GOAL = No images are to be carried over; print all other material exactly as it stands.

LISTED ENTRIES =
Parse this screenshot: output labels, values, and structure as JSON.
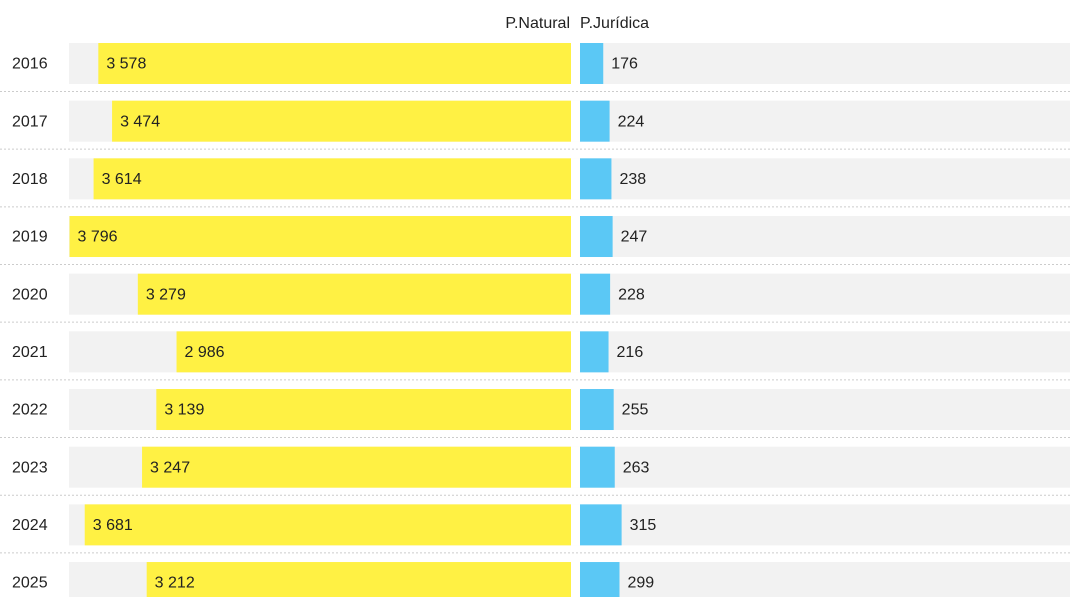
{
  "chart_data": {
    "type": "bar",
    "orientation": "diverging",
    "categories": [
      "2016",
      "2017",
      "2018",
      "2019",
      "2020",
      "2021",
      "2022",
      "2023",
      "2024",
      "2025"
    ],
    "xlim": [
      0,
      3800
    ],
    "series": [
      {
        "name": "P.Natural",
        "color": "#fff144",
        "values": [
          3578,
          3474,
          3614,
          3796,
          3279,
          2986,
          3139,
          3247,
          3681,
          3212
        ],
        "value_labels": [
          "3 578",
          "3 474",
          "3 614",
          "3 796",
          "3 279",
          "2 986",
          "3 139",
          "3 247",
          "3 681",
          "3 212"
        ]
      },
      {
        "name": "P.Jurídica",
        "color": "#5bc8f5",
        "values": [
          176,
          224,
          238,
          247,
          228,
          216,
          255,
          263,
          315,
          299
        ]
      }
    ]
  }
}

TASK SOLUTION =
Parse this screenshot: output labels, values, and structure as JSON.
{
  "chart_data": {
    "type": "bar",
    "orientation": "diverging",
    "categories": [
      "2016",
      "2017",
      "2018",
      "2019",
      "2020",
      "2021",
      "2022",
      "2023",
      "2024",
      "2025"
    ],
    "xlim": [
      0,
      3800
    ],
    "series": [
      {
        "name": "P.Natural",
        "color": "#fff144",
        "values": [
          3578,
          3474,
          3614,
          3796,
          3279,
          2986,
          3139,
          3247,
          3681,
          3212
        ],
        "value_labels": [
          "3 578",
          "3 474",
          "3 614",
          "3 796",
          "3 279",
          "2 986",
          "3 139",
          "3 247",
          "3 681",
          "3 212"
        ]
      },
      {
        "name": "P.Jurídica",
        "color": "#5bc8f5",
        "values": [
          176,
          224,
          238,
          247,
          228,
          216,
          255,
          263,
          315,
          299
        ]
      }
    ]
  }
}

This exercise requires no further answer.